* **Short exercise**:
Write out the records word for word, with no pictures.

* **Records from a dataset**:
──────────
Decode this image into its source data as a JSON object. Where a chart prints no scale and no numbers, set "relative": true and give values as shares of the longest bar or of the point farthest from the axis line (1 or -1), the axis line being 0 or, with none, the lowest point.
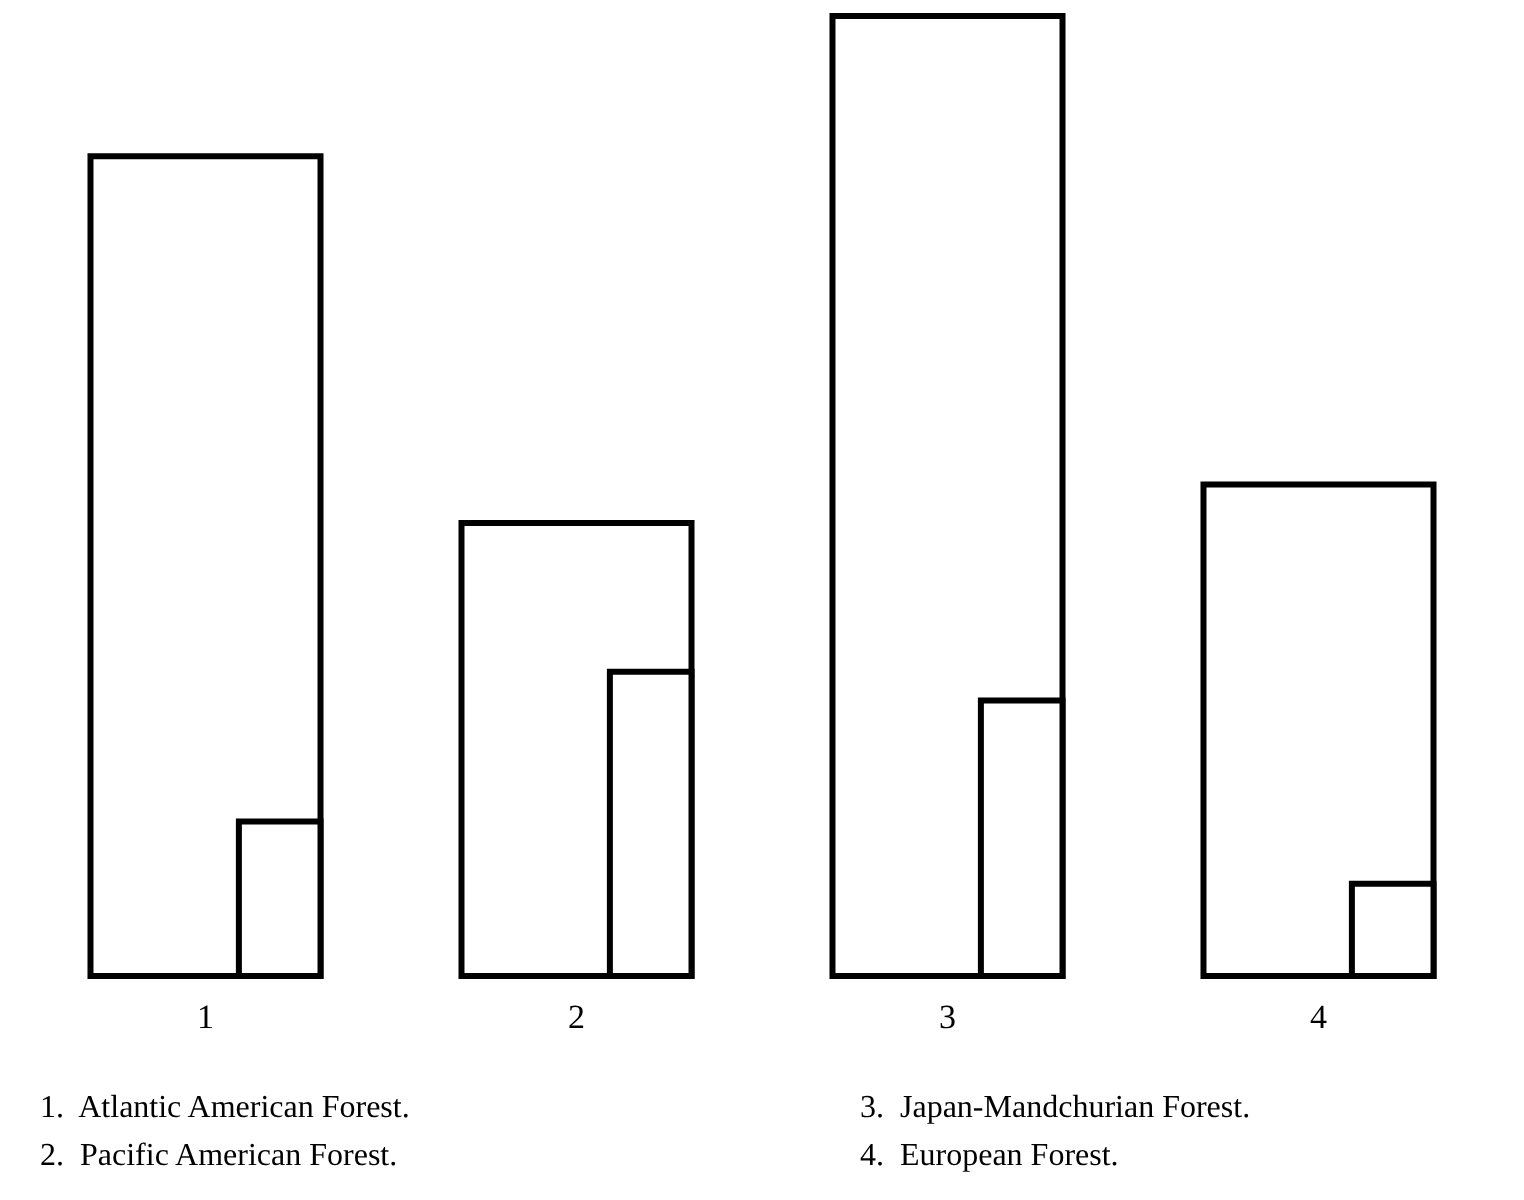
{
  "chart_data": {
    "type": "bar",
    "relative": true,
    "categories": [
      "1",
      "2",
      "3",
      "4"
    ],
    "series": [
      {
        "color": "#000000",
        "values": [
          0.854,
          0.472,
          1,
          0.512
        ]
      },
      {
        "color": "#000000",
        "values": [
          0.161,
          0.317,
          0.287,
          0.096
        ]
      }
    ],
    "annotations": [
      "1.  Atlantic American Forest.",
      "2.  Pacific American Forest.",
      "3.  Japan-Mandchurian Forest.",
      "4.  European Forest."
    ]
  }
}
──────────
* **Output of the task**:
Decode this image into its source data as a JSON object. Where a chart prints no scale and no numbers, set "relative": true and give values as shares of the longest bar or of the point farthest from the axis line (1 or -1), the axis line being 0 or, with none, the lowest point.
{
  "chart_data": {
    "type": "bar",
    "relative": true,
    "categories": [
      "1",
      "2",
      "3",
      "4"
    ],
    "series": [
      {
        "color": "#000000",
        "values": [
          0.854,
          0.472,
          1,
          0.512
        ]
      },
      {
        "color": "#000000",
        "values": [
          0.161,
          0.317,
          0.287,
          0.096
        ]
      }
    ],
    "annotations": [
      "1.  Atlantic American Forest.",
      "2.  Pacific American Forest.",
      "3.  Japan-Mandchurian Forest.",
      "4.  European Forest."
    ]
  }
}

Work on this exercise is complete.